▶ What is needed: Where the records below have a line with "text", that line is to be copied.

--

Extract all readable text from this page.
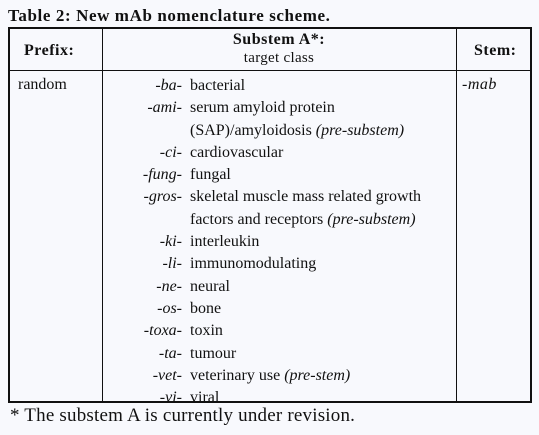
Table 2: New mAb nomenclature scheme.
Prefix:
Substem A*:
target class	Stem:
random	-ba- bacterial
-ami- serum amyloid protein
(SAP)/amyloidosis (pre-substem)
-ci- cardiovascular
-fung- fungal
-gros- skeletal muscle mass related growth
factors and receptors (pre-substem)
-ki- interleukin
-li- immunomodulating
-ne- neural
-os- bone
-toxa- toxin
-ta- tumour
-vet- veterinary use (pre-stem)
-vi- viral
-mab
* The substem A is currently under revision.
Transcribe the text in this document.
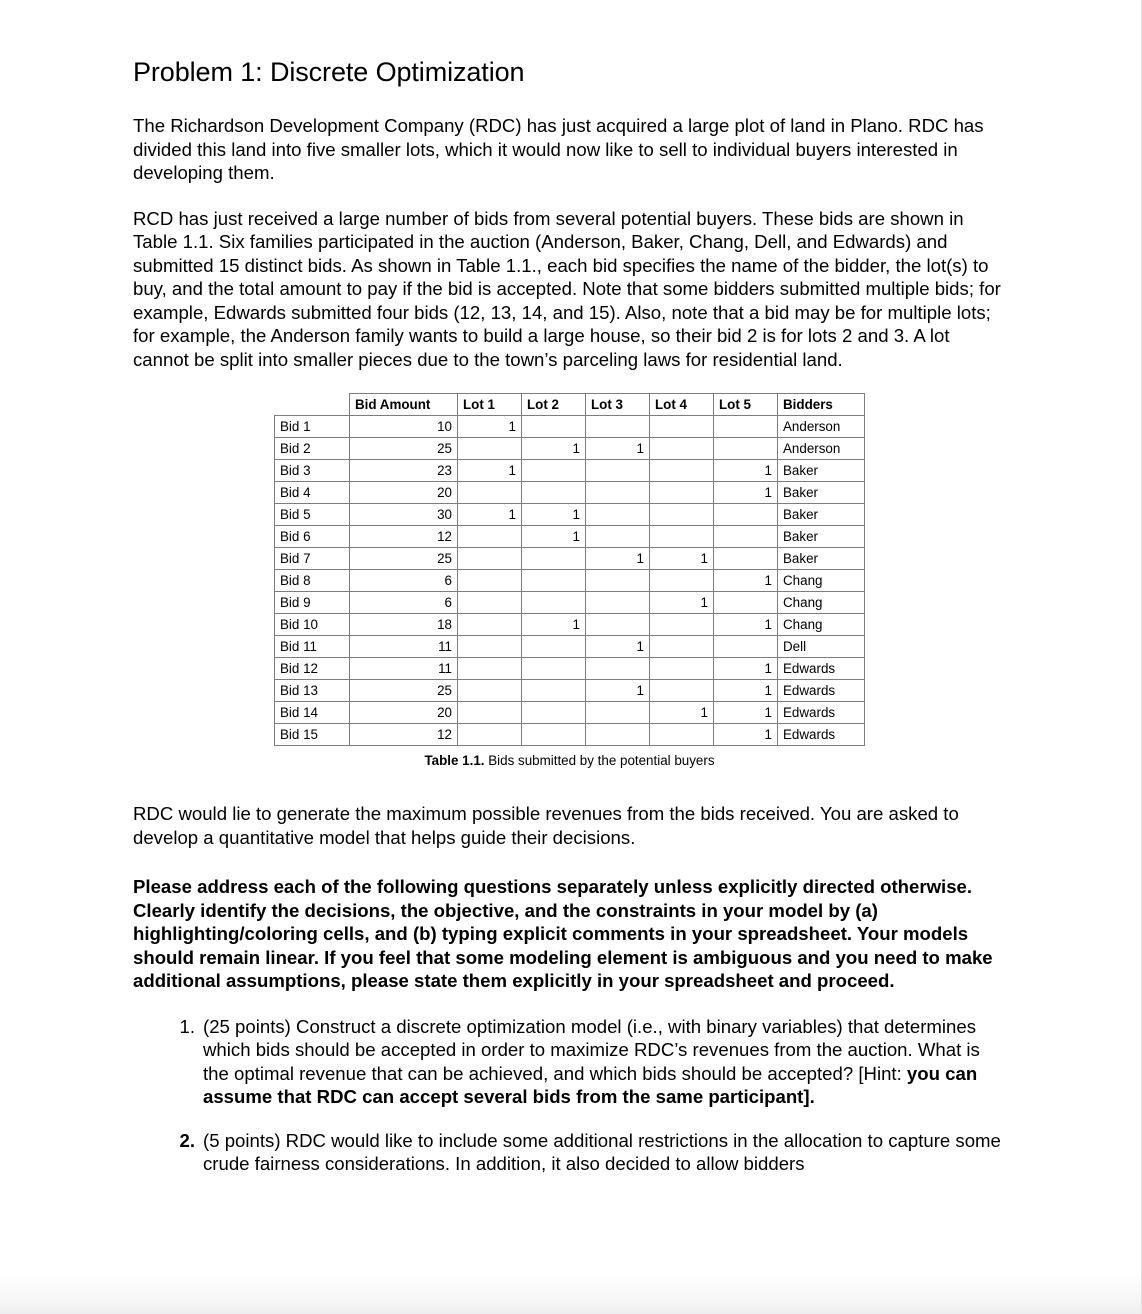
Problem 1: Discrete Optimization

The Richardson Development Company (RDC) has just acquired a large plot of land in Plano. RDC has divided this land into five smaller lots, which it would now like to sell to individual buyers interested in developing them.

RCD has just received a large number of bids from several potential buyers. These bids are shown in Table 1.1. Six families participated in the auction (Anderson, Baker, Chang, Dell, and Edwards) and submitted 15 distinct bids. As shown in Table 1.1., each bid specifies the name of the bidder, the lot(s) to buy, and the total amount to pay if the bid is accepted. Note that some bidders submitted multiple bids; for example, Edwards submitted four bids (12, 13, 14, and 15). Also, note that a bid may be for multiple lots; for example, the Anderson family wants to build a large house, so their bid 2 is for lots 2 and 3. A lot cannot be split into smaller pieces due to the town’s parceling laws for residential land.

	Bid Amount	Lot 1	Lot 2	Lot 3	Lot 4	Lot 5	Bidders
Bid 1	10	1					Anderson
Bid 2	25		1	1			Anderson
Bid 3	23	1				1	Baker
Bid 4	20					1	Baker
Bid 5	30	1	1				Baker
Bid 6	12		1				Baker
Bid 7	25			1	1		Baker
Bid 8	6					1	Chang
Bid 9	6				1		Chang
Bid 10	18		1			1	Chang
Bid 11	11			1			Dell
Bid 12	11					1	Edwards
Bid 13	25			1		1	Edwards
Bid 14	20				1	1	Edwards
Bid 15	12					1	Edwards
Table 1.1. Bids submitted by the potential buyers

RDC would lie to generate the maximum possible revenues from the bids received. You are asked to develop a quantitative model that helps guide their decisions.

Please address each of the following questions separately unless explicitly directed otherwise. Clearly identify the decisions, the objective, and the constraints in your model by (a) highlighting/coloring cells, and (b) typing explicit comments in your spreadsheet. Your models should remain linear. If you feel that some modeling element is ambiguous and you need to make additional assumptions, please state them explicitly in your spreadsheet and proceed.

(25 points) Construct a discrete optimization model (i.e., with binary variables) that determines which bids should be accepted in order to maximize RDC’s revenues from the auction. What is the optimal revenue that can be achieved, and which bids should be accepted? [Hint: you can assume that RDC can accept several bids from the same participant].
(5 points) RDC would like to include some additional restrictions in the allocation to capture some crude fairness considerations. In addition, it also decided to allow bidders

--

▶ Result for this exercise:
Extract all readable text from this page.
Transcribe the text in this document.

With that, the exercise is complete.